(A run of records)
[Start]

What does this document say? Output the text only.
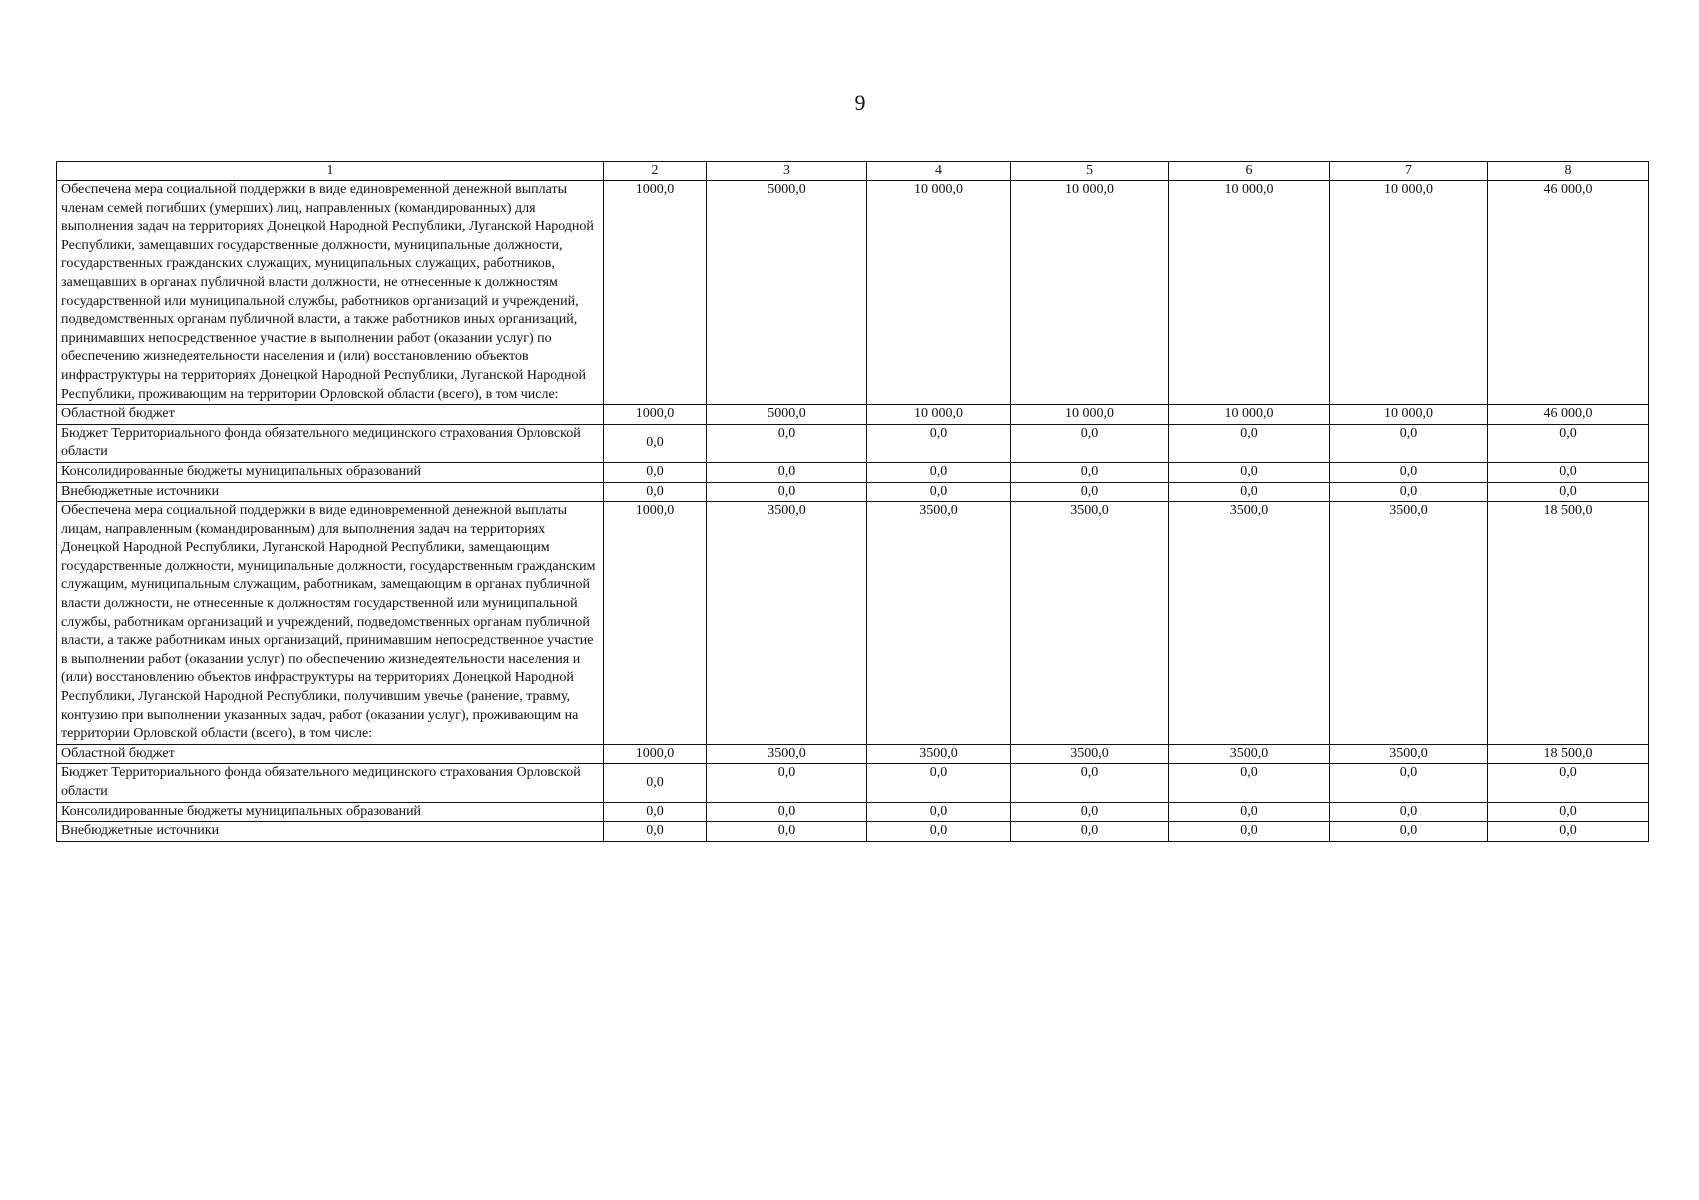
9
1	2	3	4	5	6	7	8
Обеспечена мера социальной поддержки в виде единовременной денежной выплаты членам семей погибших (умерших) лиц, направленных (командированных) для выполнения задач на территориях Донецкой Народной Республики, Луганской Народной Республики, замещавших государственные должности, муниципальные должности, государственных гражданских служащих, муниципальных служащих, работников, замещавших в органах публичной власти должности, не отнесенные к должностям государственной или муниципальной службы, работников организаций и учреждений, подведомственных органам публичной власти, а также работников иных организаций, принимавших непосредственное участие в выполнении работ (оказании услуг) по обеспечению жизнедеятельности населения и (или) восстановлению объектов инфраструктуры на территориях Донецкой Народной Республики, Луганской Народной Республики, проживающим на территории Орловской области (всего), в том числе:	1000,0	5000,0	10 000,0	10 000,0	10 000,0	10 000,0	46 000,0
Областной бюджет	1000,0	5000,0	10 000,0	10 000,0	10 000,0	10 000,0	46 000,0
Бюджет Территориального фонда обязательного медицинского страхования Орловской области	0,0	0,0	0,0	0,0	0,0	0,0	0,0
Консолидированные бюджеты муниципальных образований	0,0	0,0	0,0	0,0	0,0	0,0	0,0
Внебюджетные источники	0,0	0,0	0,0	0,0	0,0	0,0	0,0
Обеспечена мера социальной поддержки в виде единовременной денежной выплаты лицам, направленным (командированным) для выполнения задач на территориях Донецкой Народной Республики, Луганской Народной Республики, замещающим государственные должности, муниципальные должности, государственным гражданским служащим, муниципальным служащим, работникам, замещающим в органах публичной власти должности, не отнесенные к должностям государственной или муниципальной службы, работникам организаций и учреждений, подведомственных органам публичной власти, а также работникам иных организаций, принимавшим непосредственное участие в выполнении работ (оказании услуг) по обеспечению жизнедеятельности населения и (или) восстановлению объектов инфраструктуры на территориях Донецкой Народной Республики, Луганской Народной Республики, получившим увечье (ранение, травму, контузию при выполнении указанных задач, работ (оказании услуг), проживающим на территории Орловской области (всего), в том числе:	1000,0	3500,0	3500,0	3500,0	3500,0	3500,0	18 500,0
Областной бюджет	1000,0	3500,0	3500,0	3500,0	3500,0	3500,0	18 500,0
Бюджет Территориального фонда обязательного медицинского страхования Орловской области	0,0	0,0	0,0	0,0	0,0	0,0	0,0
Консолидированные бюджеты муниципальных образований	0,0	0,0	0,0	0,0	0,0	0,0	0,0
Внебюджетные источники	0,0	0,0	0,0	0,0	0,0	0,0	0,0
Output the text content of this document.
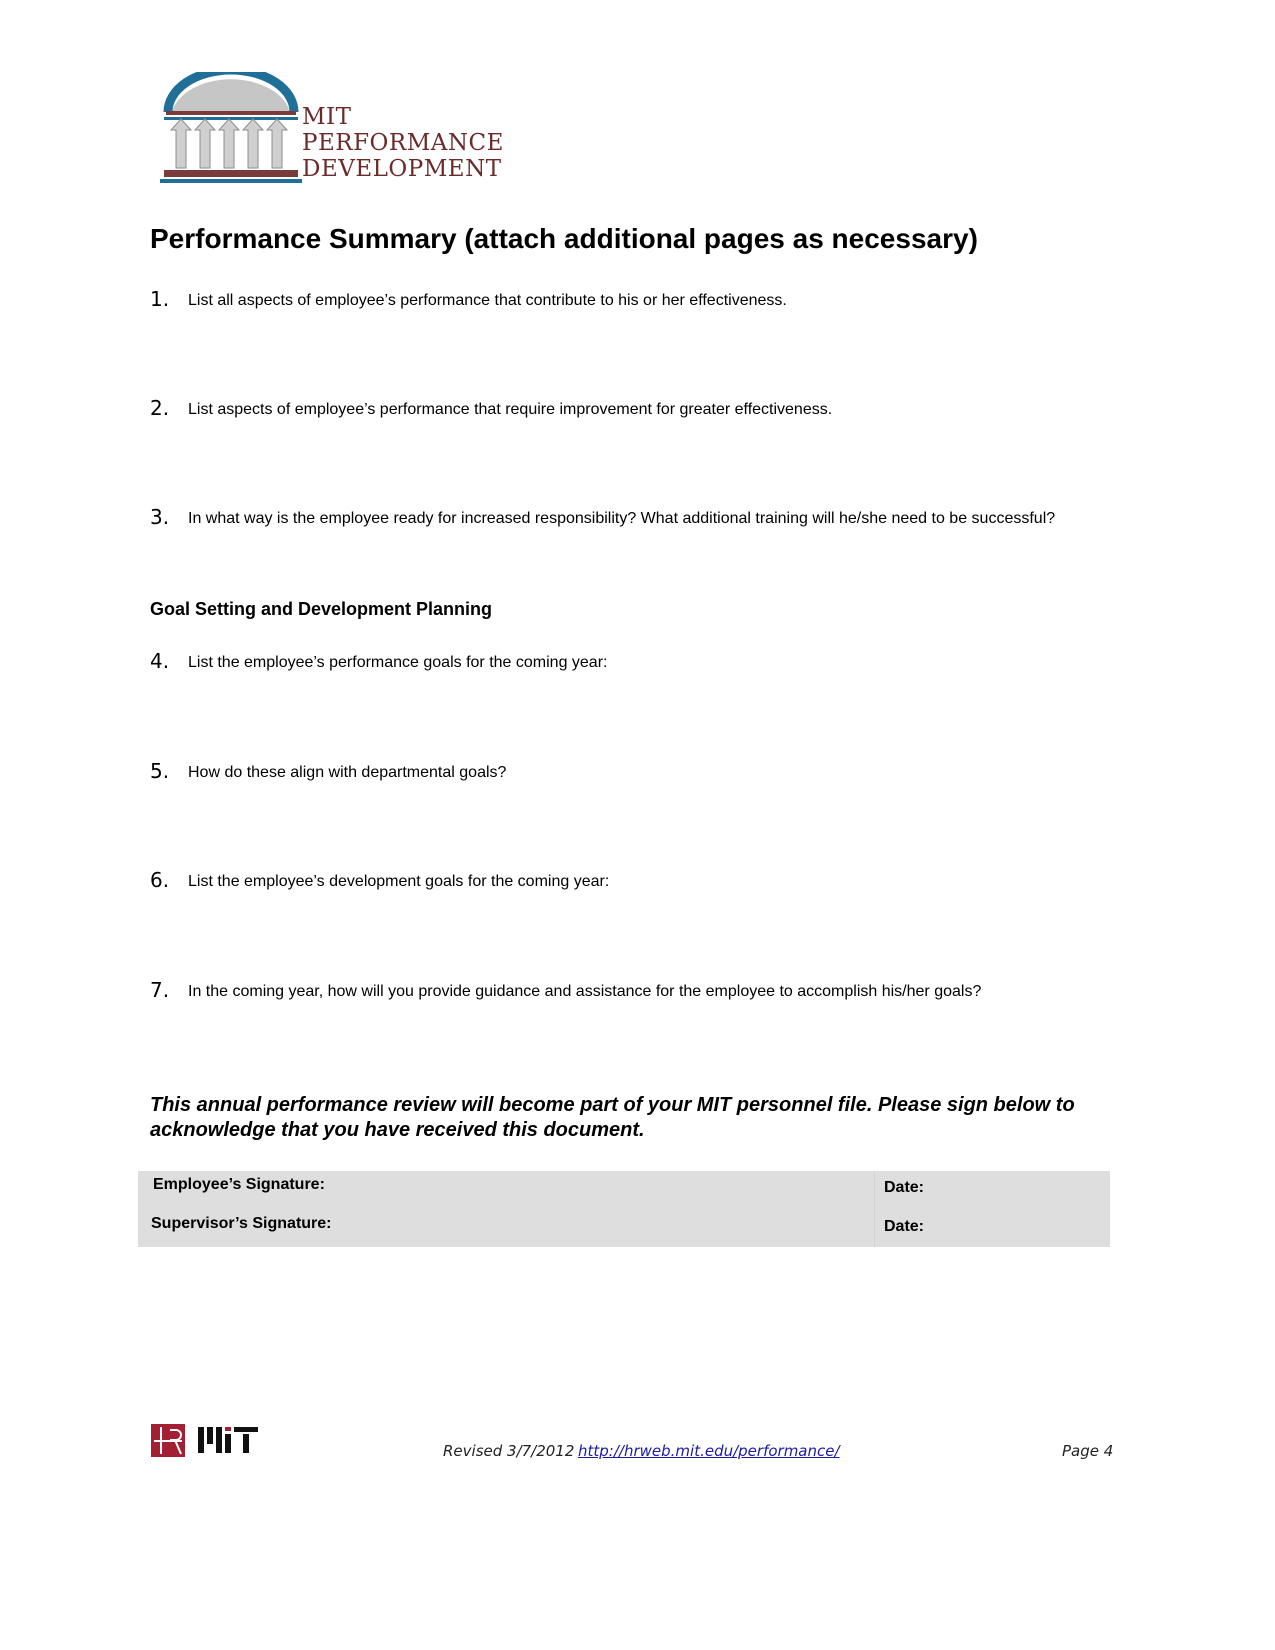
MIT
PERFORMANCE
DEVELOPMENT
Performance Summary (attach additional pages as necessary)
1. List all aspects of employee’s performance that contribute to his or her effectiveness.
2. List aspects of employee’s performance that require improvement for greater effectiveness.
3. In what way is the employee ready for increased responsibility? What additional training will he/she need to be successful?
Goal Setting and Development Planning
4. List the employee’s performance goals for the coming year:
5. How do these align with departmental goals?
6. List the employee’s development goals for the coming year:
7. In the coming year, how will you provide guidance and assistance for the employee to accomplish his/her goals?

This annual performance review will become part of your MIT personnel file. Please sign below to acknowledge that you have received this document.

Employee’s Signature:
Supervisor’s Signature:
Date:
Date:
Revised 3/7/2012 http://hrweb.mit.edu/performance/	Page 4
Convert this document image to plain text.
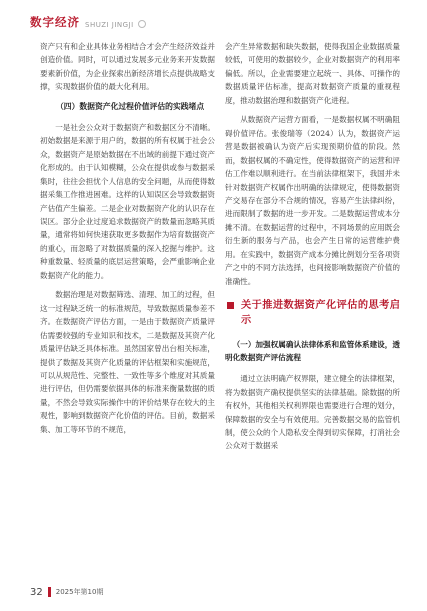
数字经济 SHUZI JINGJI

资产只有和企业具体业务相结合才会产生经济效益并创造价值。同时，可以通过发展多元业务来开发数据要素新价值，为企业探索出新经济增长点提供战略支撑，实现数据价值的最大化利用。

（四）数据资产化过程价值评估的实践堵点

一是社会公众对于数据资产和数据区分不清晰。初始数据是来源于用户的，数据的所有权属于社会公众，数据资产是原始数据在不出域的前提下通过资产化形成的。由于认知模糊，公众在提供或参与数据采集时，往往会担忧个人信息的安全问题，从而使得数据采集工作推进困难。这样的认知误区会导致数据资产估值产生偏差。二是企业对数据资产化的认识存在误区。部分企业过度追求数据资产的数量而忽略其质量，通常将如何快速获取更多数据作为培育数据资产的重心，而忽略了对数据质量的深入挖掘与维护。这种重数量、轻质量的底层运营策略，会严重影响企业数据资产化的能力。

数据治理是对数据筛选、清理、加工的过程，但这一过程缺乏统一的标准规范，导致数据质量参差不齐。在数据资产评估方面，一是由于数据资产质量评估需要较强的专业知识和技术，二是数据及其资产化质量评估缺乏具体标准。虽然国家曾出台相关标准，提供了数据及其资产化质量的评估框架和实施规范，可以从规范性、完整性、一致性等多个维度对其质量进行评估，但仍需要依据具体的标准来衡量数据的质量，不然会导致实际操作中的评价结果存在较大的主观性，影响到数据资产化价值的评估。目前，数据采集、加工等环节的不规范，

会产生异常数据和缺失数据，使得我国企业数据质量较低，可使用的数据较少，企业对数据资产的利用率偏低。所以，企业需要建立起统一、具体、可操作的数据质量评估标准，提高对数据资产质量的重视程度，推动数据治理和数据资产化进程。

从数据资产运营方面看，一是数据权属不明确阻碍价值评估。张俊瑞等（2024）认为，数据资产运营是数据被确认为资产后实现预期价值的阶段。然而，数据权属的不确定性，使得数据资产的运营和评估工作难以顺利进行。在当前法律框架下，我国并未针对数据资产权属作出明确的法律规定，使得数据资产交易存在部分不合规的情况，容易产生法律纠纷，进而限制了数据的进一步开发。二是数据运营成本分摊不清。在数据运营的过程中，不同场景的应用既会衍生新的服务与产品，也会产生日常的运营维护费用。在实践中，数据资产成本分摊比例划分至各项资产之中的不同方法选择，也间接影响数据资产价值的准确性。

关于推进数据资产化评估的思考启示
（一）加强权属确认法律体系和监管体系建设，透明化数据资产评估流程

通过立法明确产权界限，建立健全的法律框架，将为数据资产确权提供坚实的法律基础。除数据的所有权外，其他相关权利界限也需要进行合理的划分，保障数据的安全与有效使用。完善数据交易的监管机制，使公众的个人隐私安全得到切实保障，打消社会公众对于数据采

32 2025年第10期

[End]

▶ **Challenge**
Give back the entries verbatim. Do not include any picture.

▶ **Worked solution**
What does this document say? Output the text only.
9
1	2	3	4	5	6	7	8
Обеспечена мера социальной поддержки в виде единовременной денежной выплаты членам семей погибших (умерших) лиц, направленных (командированных) для выполнения задач на территориях Донецкой Народной Республики, Луганской Народной Республики, замещавших государственные должности, муниципальные должности, государственных гражданских служащих, муниципальных служащих, работников, замещавших в органах публичной власти должности, не отнесенные к должностям государственной или муниципальной службы, работников организаций и учреждений, подведомственных органам публичной власти, а также работников иных организаций, принимавших непосредственное участие в выполнении работ (оказании услуг) по обеспечению жизнедеятельности населения и (или) восстановлению объектов инфраструктуры на территориях Донецкой Народной Республики, Луганской Народной Республики, проживающим на территории Орловской области (всего), в том числе:	1000,0	5000,0	10 000,0	10 000,0	10 000,0	10 000,0	46 000,0
Областной бюджет	1000,0	5000,0	10 000,0	10 000,0	10 000,0	10 000,0	46 000,0
Бюджет Территориального фонда обязательного медицинского страхования Орловской области	0,0	0,0	0,0	0,0	0,0	0,0	0,0
Консолидированные бюджеты муниципальных образований	0,0	0,0	0,0	0,0	0,0	0,0	0,0
Внебюджетные источники	0,0	0,0	0,0	0,0	0,0	0,0	0,0
Обеспечена мера социальной поддержки в виде единовременной денежной выплаты лицам, направленным (командированным) для выполнения задач на территориях Донецкой Народной Республики, Луганской Народной Республики, замещающим государственные должности, муниципальные должности, государственным гражданским служащим, муниципальным служащим, работникам, замещающим в органах публичной власти должности, не отнесенные к должностям государственной или муниципальной службы, работникам организаций и учреждений, подведомственных органам публичной власти, а также работникам иных организаций, принимавшим непосредственное участие в выполнении работ (оказании услуг) по обеспечению жизнедеятельности населения и (или) восстановлению объектов инфраструктуры на территориях Донецкой Народной Республики, Луганской Народной Республики, получившим увечье (ранение, травму, контузию при выполнении указанных задач, работ (оказании услуг), проживающим на территории Орловской области (всего), в том числе:	1000,0	3500,0	3500,0	3500,0	3500,0	3500,0	18 500,0
Областной бюджет	1000,0	3500,0	3500,0	3500,0	3500,0	3500,0	18 500,0
Бюджет Территориального фонда обязательного медицинского страхования Орловской области	0,0	0,0	0,0	0,0	0,0	0,0	0,0
Консолидированные бюджеты муниципальных образований	0,0	0,0	0,0	0,0	0,0	0,0	0,0
Внебюджетные источники	0,0	0,0	0,0	0,0	0,0	0,0	0,0
Output the text content of this document.
MIT
PERFORMANCE
DEVELOPMENT
Performance Summary (attach additional pages as necessary)
1. List all aspects of employee’s performance that contribute to his or her effectiveness.
2. List aspects of employee’s performance that require improvement for greater effectiveness.
3. In what way is the employee ready for increased responsibility? What additional training will he/she need to be successful?
Goal Setting and Development Planning
4. List the employee’s performance goals for the coming year:
5. How do these align with departmental goals?
6. List the employee’s development goals for the coming year:
7. In the coming year, how will you provide guidance and assistance for the employee to accomplish his/her goals?

This annual performance review will become part of your MIT personnel file. Please sign below to acknowledge that you have received this document.

Employee’s Signature:
Supervisor’s Signature:
Date:
Date:
Revised 3/7/2012 http://hrweb.mit.edu/performance/	Page 4
Convert this document image to plain text.
数字经济 SHUZI JINGJI

资产只有和企业具体业务相结合才会产生经济效益并创造价值。同时，可以通过发展多元业务来开发数据要素新价值，为企业探索出新经济增长点提供战略支撑，实现数据价值的最大化利用。

（四）数据资产化过程价值评估的实践堵点

一是社会公众对于数据资产和数据区分不清晰。初始数据是来源于用户的，数据的所有权属于社会公众，数据资产是原始数据在不出域的前提下通过资产化形成的。由于认知模糊，公众在提供或参与数据采集时，往往会担忧个人信息的安全问题，从而使得数据采集工作推进困难。这样的认知误区会导致数据资产估值产生偏差。二是企业对数据资产化的认识存在误区。部分企业过度追求数据资产的数量而忽略其质量，通常将如何快速获取更多数据作为培育数据资产的重心，而忽略了对数据质量的深入挖掘与维护。这种重数量、轻质量的底层运营策略，会严重影响企业数据资产化的能力。

数据治理是对数据筛选、清理、加工的过程，但这一过程缺乏统一的标准规范，导致数据质量参差不齐。在数据资产评估方面，一是由于数据资产质量评估需要较强的专业知识和技术，二是数据及其资产化质量评估缺乏具体标准。虽然国家曾出台相关标准，提供了数据及其资产化质量的评估框架和实施规范，可以从规范性、完整性、一致性等多个维度对其质量进行评估，但仍需要依据具体的标准来衡量数据的质量，不然会导致实际操作中的评价结果存在较大的主观性，影响到数据资产化价值的评估。目前，数据采集、加工等环节的不规范，

会产生异常数据和缺失数据，使得我国企业数据质量较低，可使用的数据较少，企业对数据资产的利用率偏低。所以，企业需要建立起统一、具体、可操作的数据质量评估标准，提高对数据资产质量的重视程度，推动数据治理和数据资产化进程。

从数据资产运营方面看，一是数据权属不明确阻碍价值评估。张俊瑞等（2024）认为，数据资产运营是数据被确认为资产后实现预期价值的阶段。然而，数据权属的不确定性，使得数据资产的运营和评估工作难以顺利进行。在当前法律框架下，我国并未针对数据资产权属作出明确的法律规定，使得数据资产交易存在部分不合规的情况，容易产生法律纠纷，进而限制了数据的进一步开发。二是数据运营成本分摊不清。在数据运营的过程中，不同场景的应用既会衍生新的服务与产品，也会产生日常的运营维护费用。在实践中，数据资产成本分摊比例划分至各项资产之中的不同方法选择，也间接影响数据资产价值的准确性。

关于推进数据资产化评估的思考启示
（一）加强权属确认法律体系和监管体系建设，透明化数据资产评估流程

通过立法明确产权界限，建立健全的法律框架，将为数据资产确权提供坚实的法律基础。除数据的所有权外，其他相关权利界限也需要进行合理的划分，保障数据的安全与有效使用。完善数据交易的监管机制，使公众的个人隐私安全得到切实保障，打消社会公众对于数据采

32 2025年第10期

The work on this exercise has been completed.